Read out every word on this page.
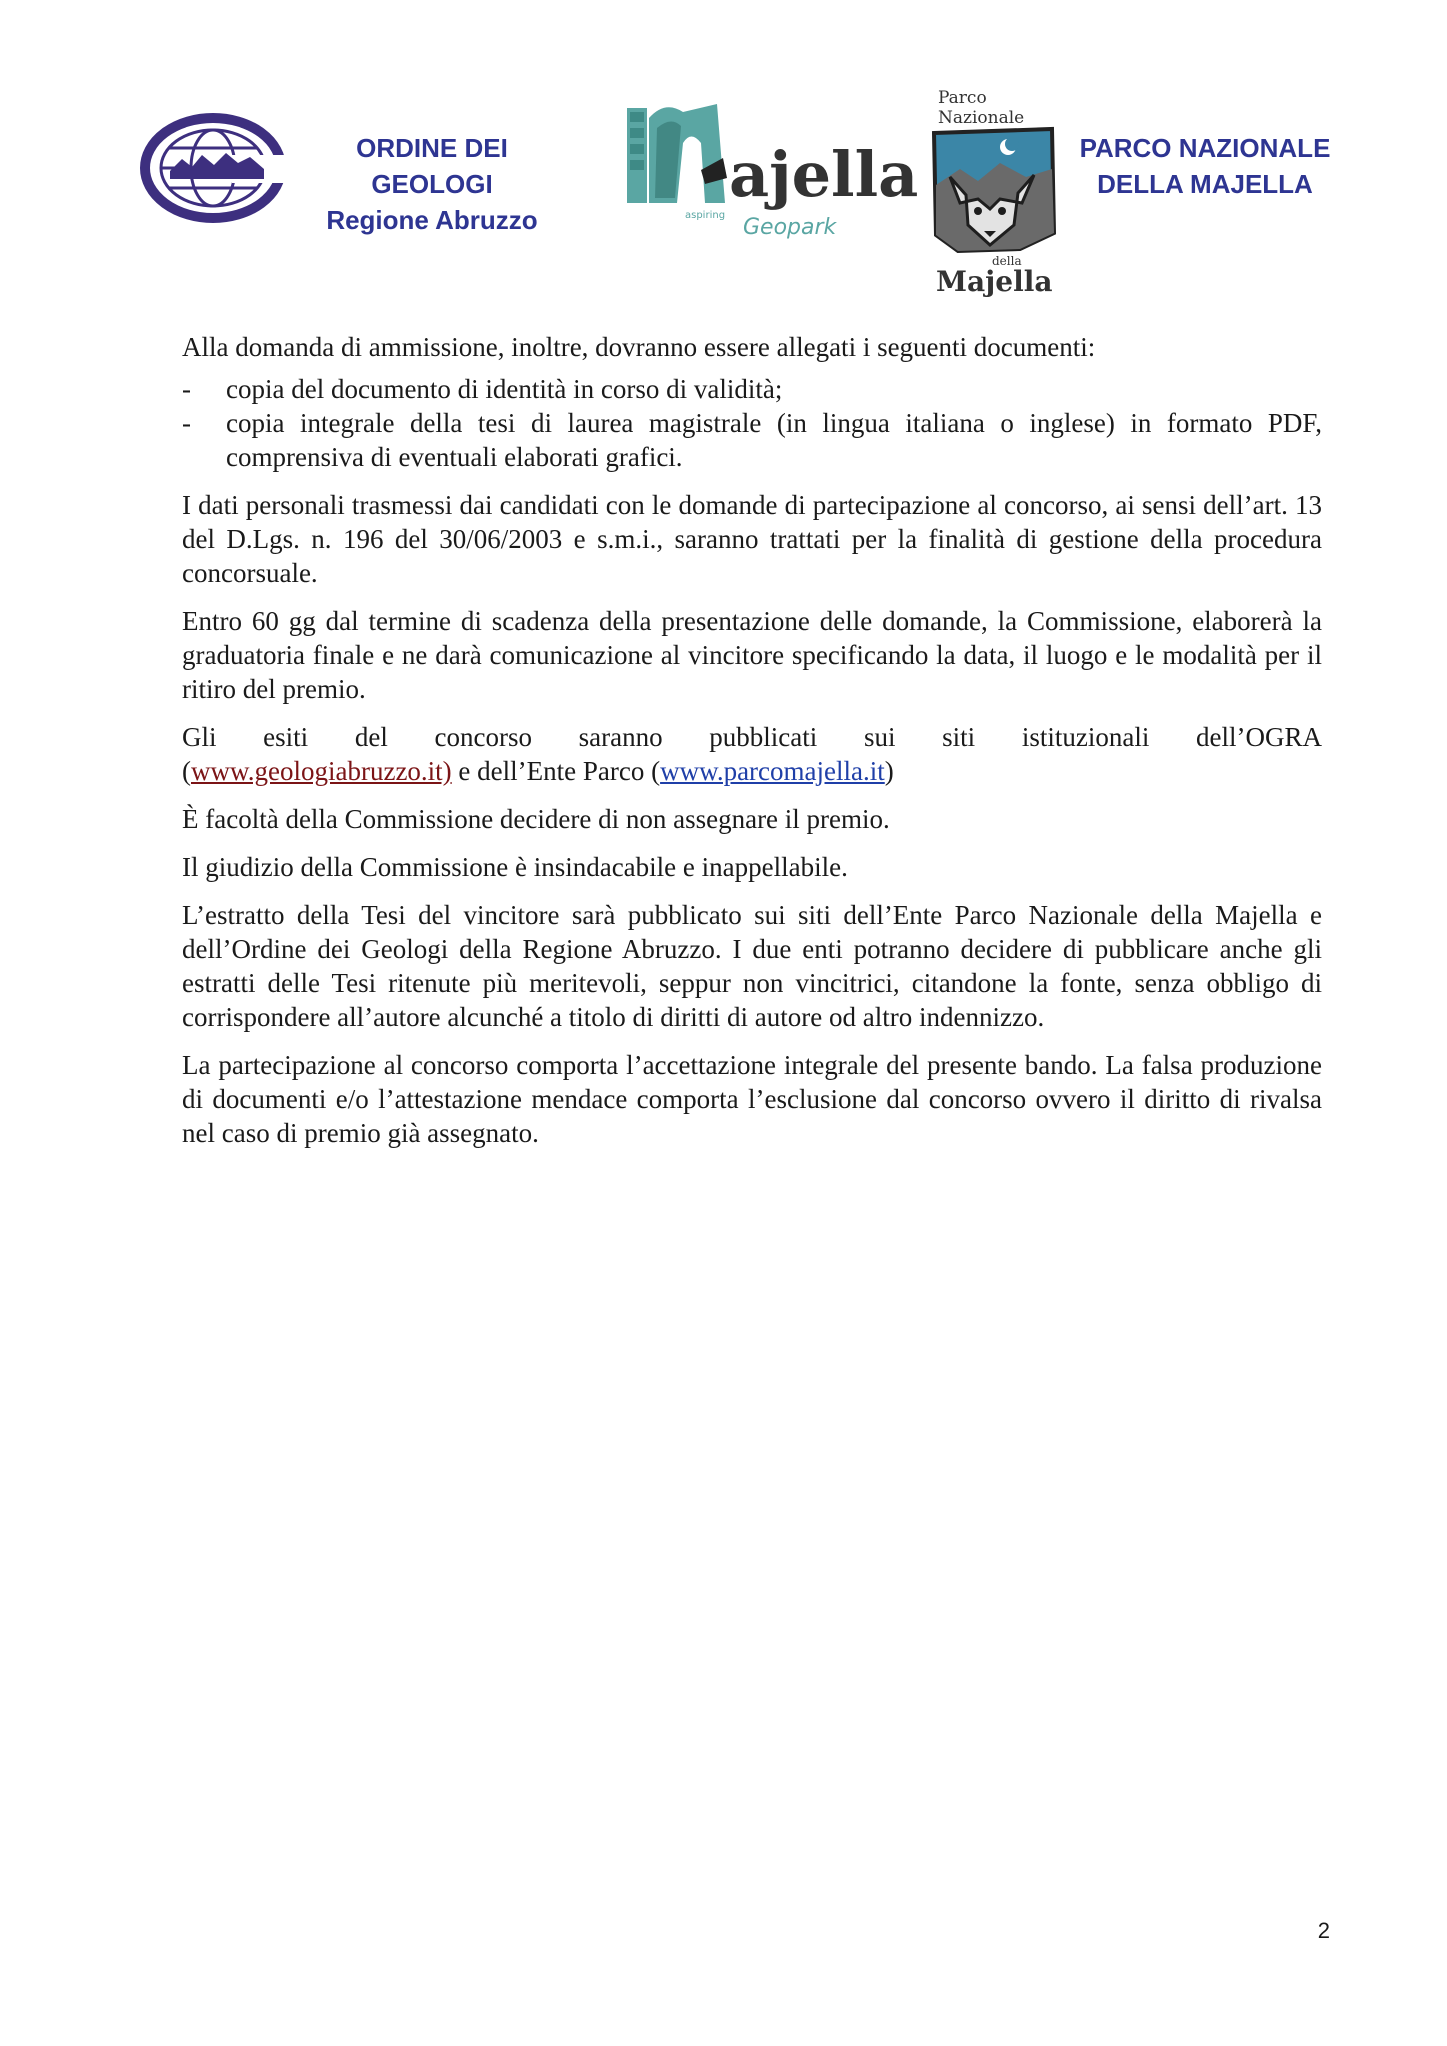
ORDINE DEI GEOLOGI
Regione Abruzzo
ajella
aspiring Geopark
Parco
Nazionale
della
Majella
PARCO NAZIONALE
DELLA MAJELLA

Alla domanda di ammissione, inoltre, dovranno essere allegati i seguenti documenti:

- copia del documento di identità in corso di validità;
- copia integrale della tesi di laurea magistrale (in lingua italiana o inglese) in formato PDF, comprensiva di eventuali elaborati grafici.

I dati personali trasmessi dai candidati con le domande di partecipazione al concorso, ai sensi dell’art. 13 del D.Lgs. n. 196 del 30/06/2003 e s.m.i., saranno trattati per la finalità di gestione della procedura concorsuale.

Entro 60 gg dal termine di scadenza della presentazione delle domande, la Commissione, elaborerà la graduatoria finale e ne darà comunicazione al vincitore specificando la data, il luogo e le modalità per il ritiro del premio.

Gli esiti del concorso saranno pubblicati sui siti istituzionali dell’OGRA
(www.geologiabruzzo.it) e dell’Ente Parco (www.parcomajella.it)

È facoltà della Commissione decidere di non assegnare il premio.

Il giudizio della Commissione è insindacabile e inappellabile.

L’estratto della Tesi del vincitore sarà pubblicato sui siti dell’Ente Parco Nazionale della Majella e dell’Ordine dei Geologi della Regione Abruzzo. I due enti potranno decidere di pubblicare anche gli estratti delle Tesi ritenute più meritevoli, seppur non vincitrici, citandone la fonte, senza obbligo di corrispondere all’autore alcunché a titolo di diritti di autore od altro indennizzo.

La partecipazione al concorso comporta l’accettazione integrale del presente bando. La falsa produzione di documenti e/o l’attestazione mendace comporta l’esclusione dal concorso ovvero il diritto di rivalsa nel caso di premio già assegnato.

2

WHAT IS ASKED.
Repeat each entry precisely as it appears. Leave the pictures out.

RESULT OF THIS TASK.
Read out every word on this page.
ORDINE DEI GEOLOGI
Regione Abruzzo
ajella
aspiring Geopark
Parco
Nazionale
della
Majella
PARCO NAZIONALE
DELLA MAJELLA

Alla domanda di ammissione, inoltre, dovranno essere allegati i seguenti documenti:

- copia del documento di identità in corso di validità;
- copia integrale della tesi di laurea magistrale (in lingua italiana o inglese) in formato PDF, comprensiva di eventuali elaborati grafici.

I dati personali trasmessi dai candidati con le domande di partecipazione al concorso, ai sensi dell’art. 13 del D.Lgs. n. 196 del 30/06/2003 e s.m.i., saranno trattati per la finalità di gestione della procedura concorsuale.

Entro 60 gg dal termine di scadenza della presentazione delle domande, la Commissione, elaborerà la graduatoria finale e ne darà comunicazione al vincitore specificando la data, il luogo e le modalità per il ritiro del premio.

Gli esiti del concorso saranno pubblicati sui siti istituzionali dell’OGRA
(www.geologiabruzzo.it) e dell’Ente Parco (www.parcomajella.it)

È facoltà della Commissione decidere di non assegnare il premio.

Il giudizio della Commissione è insindacabile e inappellabile.

L’estratto della Tesi del vincitore sarà pubblicato sui siti dell’Ente Parco Nazionale della Majella e dell’Ordine dei Geologi della Regione Abruzzo. I due enti potranno decidere di pubblicare anche gli estratti delle Tesi ritenute più meritevoli, seppur non vincitrici, citandone la fonte, senza obbligo di corrispondere all’autore alcunché a titolo di diritti di autore od altro indennizzo.

La partecipazione al concorso comporta l’accettazione integrale del presente bando. La falsa produzione di documenti e/o l’attestazione mendace comporta l’esclusione dal concorso ovvero il diritto di rivalsa nel caso di premio già assegnato.

2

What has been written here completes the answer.